WRITTEN EXERCISE
Omit every picture, then give all the entries again exactly.

▬▬▬▬▬▬

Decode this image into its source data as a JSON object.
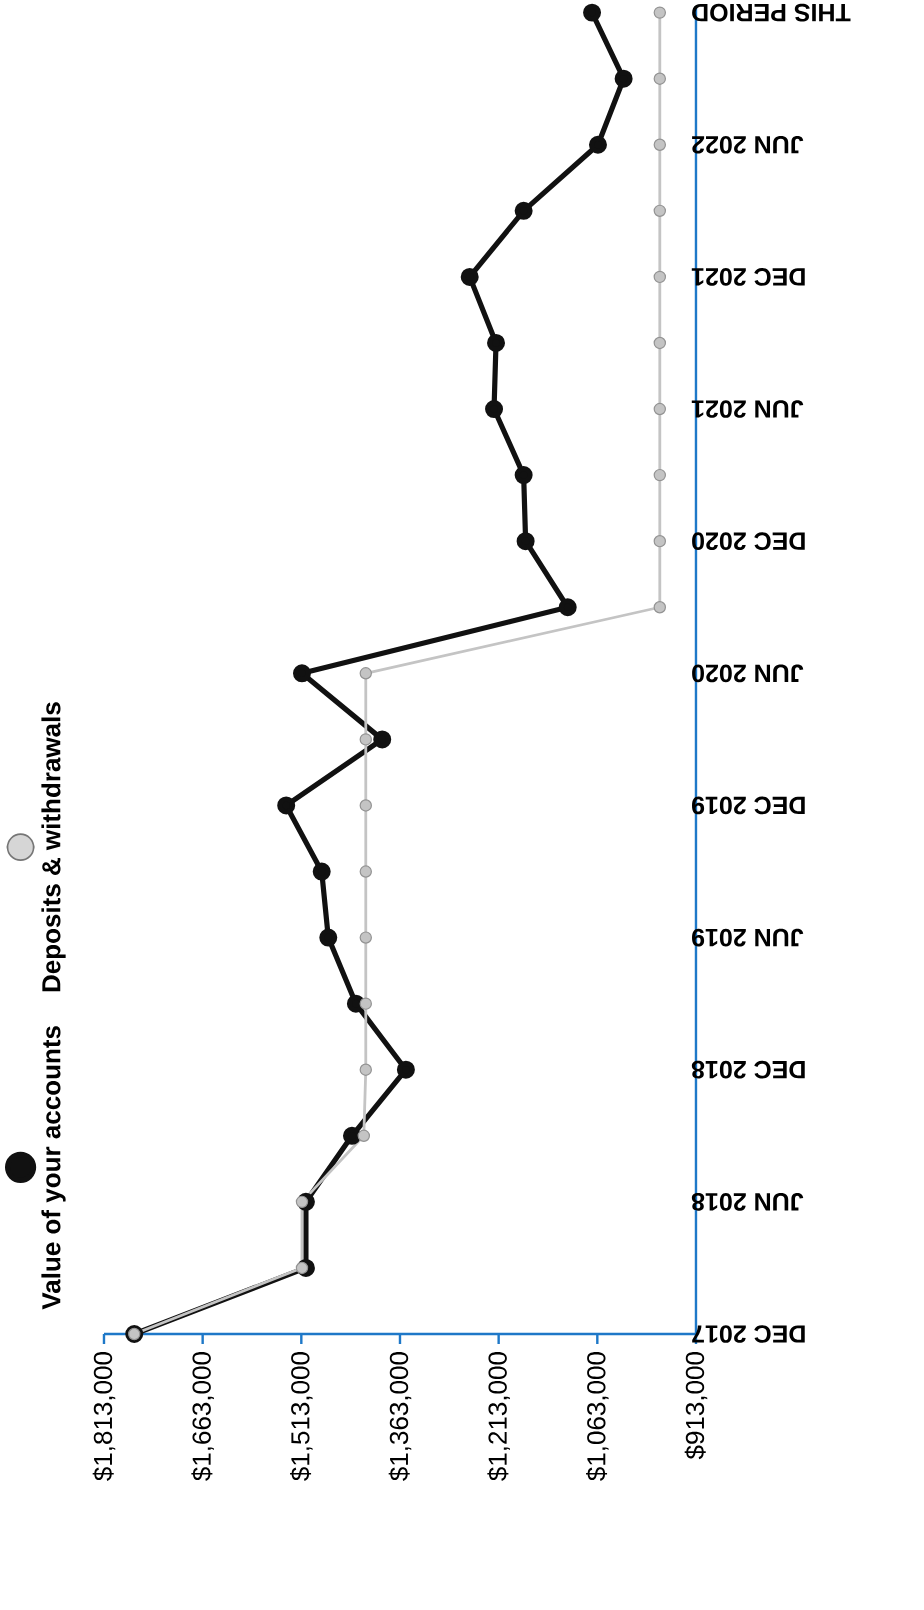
{
  "chart_data": {
    "type": "line",
    "orientation": "horizontal",
    "categories": [
      "THIS PERIOD",
      null,
      "JUN 2022",
      null,
      "DEC 2021",
      null,
      "JUN 2021",
      null,
      "DEC 2020",
      null,
      "JUN 2020",
      null,
      "DEC 2019",
      null,
      "JUN 2019",
      null,
      "DEC 2018",
      null,
      "JUN 2018",
      null,
      "DEC 2017"
    ],
    "series": [
      {
        "name": "Value of your accounts",
        "color": "#111111",
        "values": [
          1071000,
          1023000,
          1062000,
          1175000,
          1257000,
          1217000,
          1220000,
          1175000,
          1172000,
          1108000,
          1512000,
          1390000,
          1536000,
          1482000,
          1472000,
          1430000,
          1354000,
          1436000,
          1506000,
          1506000,
          1767000
        ]
      },
      {
        "name": "Deposits & withdrawals",
        "color": "#c4c4c4",
        "values": [
          968000,
          968000,
          968000,
          968000,
          968000,
          968000,
          968000,
          968000,
          968000,
          968000,
          1415000,
          1415000,
          1415000,
          1415000,
          1415000,
          1415000,
          1415000,
          1418000,
          1512000,
          1512000,
          1767000
        ]
      }
    ],
    "xlim": [
      1813000,
      913000
    ],
    "xticks": [
      {
        "value": 1813000,
        "label": "$1,813,000"
      },
      {
        "value": 1663000,
        "label": "$1,663,000"
      },
      {
        "value": 1513000,
        "label": "$1,513,000"
      },
      {
        "value": 1363000,
        "label": "$1,363,000"
      },
      {
        "value": 1213000,
        "label": "$1,213,000"
      },
      {
        "value": 1063000,
        "label": "$1,063,000"
      },
      {
        "value": 913000,
        "label": "$913,000"
      }
    ],
    "legend": "left",
    "marker": "circle"
  }
}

▬▬▬▬▬▬

FULL ANSWER
Decode this image into its source data as a JSON object.
{
  "chart_data": {
    "type": "line",
    "orientation": "horizontal",
    "categories": [
      "THIS PERIOD",
      null,
      "JUN 2022",
      null,
      "DEC 2021",
      null,
      "JUN 2021",
      null,
      "DEC 2020",
      null,
      "JUN 2020",
      null,
      "DEC 2019",
      null,
      "JUN 2019",
      null,
      "DEC 2018",
      null,
      "JUN 2018",
      null,
      "DEC 2017"
    ],
    "series": [
      {
        "name": "Value of your accounts",
        "color": "#111111",
        "values": [
          1071000,
          1023000,
          1062000,
          1175000,
          1257000,
          1217000,
          1220000,
          1175000,
          1172000,
          1108000,
          1512000,
          1390000,
          1536000,
          1482000,
          1472000,
          1430000,
          1354000,
          1436000,
          1506000,
          1506000,
          1767000
        ]
      },
      {
        "name": "Deposits & withdrawals",
        "color": "#c4c4c4",
        "values": [
          968000,
          968000,
          968000,
          968000,
          968000,
          968000,
          968000,
          968000,
          968000,
          968000,
          1415000,
          1415000,
          1415000,
          1415000,
          1415000,
          1415000,
          1415000,
          1418000,
          1512000,
          1512000,
          1767000
        ]
      }
    ],
    "xlim": [
      1813000,
      913000
    ],
    "xticks": [
      {
        "value": 1813000,
        "label": "$1,813,000"
      },
      {
        "value": 1663000,
        "label": "$1,663,000"
      },
      {
        "value": 1513000,
        "label": "$1,513,000"
      },
      {
        "value": 1363000,
        "label": "$1,363,000"
      },
      {
        "value": 1213000,
        "label": "$1,213,000"
      },
      {
        "value": 1063000,
        "label": "$1,063,000"
      },
      {
        "value": 913000,
        "label": "$913,000"
      }
    ],
    "legend": "left",
    "marker": "circle"
  }
}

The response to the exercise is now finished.